▶ _Aim of the task_
Every line holding the string "общий" should be gathered.

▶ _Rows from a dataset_
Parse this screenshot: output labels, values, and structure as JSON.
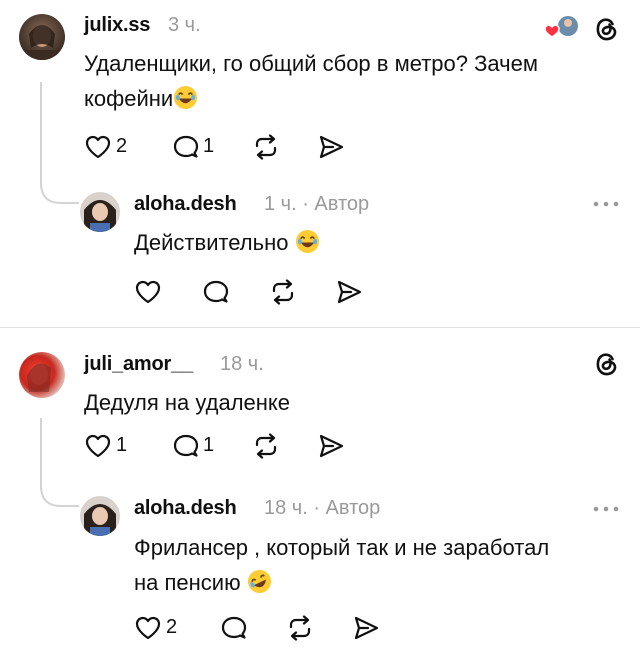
{
  "posts": [
    {
      "username": "julix.ss",
      "time": "3 ч.",
      "text": "Удаленщики, го общий сбор в метро? Зачем кофейни",
      "text_line1": "Удаленщики, го общий сбор в метро? Зачем",
      "text_line2": "кофейни",
      "likes": "2",
      "replies": "1",
      "reply": {
        "username": "aloha.desh",
        "meta": "1 ч. · Автор",
        "text": "Действительно",
        "likes": "",
        "replies": ""
      }
    },
    {
      "username": "juli_amor__",
      "time": "18 ч.",
      "text": "Дедуля на удаленке",
      "likes": "1",
      "replies": "1",
      "reply": {
        "username": "aloha.desh",
        "meta": "18 ч. · Автор",
        "text_line1": "Фрилансер , который так и не заработал",
        "text_line2": "на пенсию",
        "likes": "2",
        "replies": ""
      }
    }
  ],
  "icons": [
    "heart-icon",
    "comment-icon",
    "repost-icon",
    "share-icon",
    "threads-logo-icon",
    "more-icon",
    "emoji-laughing-icon",
    "emoji-rofl-icon"
  ],
  "colors": {
    "text": "#101010",
    "muted": "#9a9a9a",
    "line": "#d4d4d4",
    "heart_badge": "#ff3040"
  }
}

▶ _Result for this task_
      "text": "Удаленщики, го общий сбор в метро? Зачем кофейни",
      "text_line1": "Удаленщики, го общий сбор в метро? Зачем",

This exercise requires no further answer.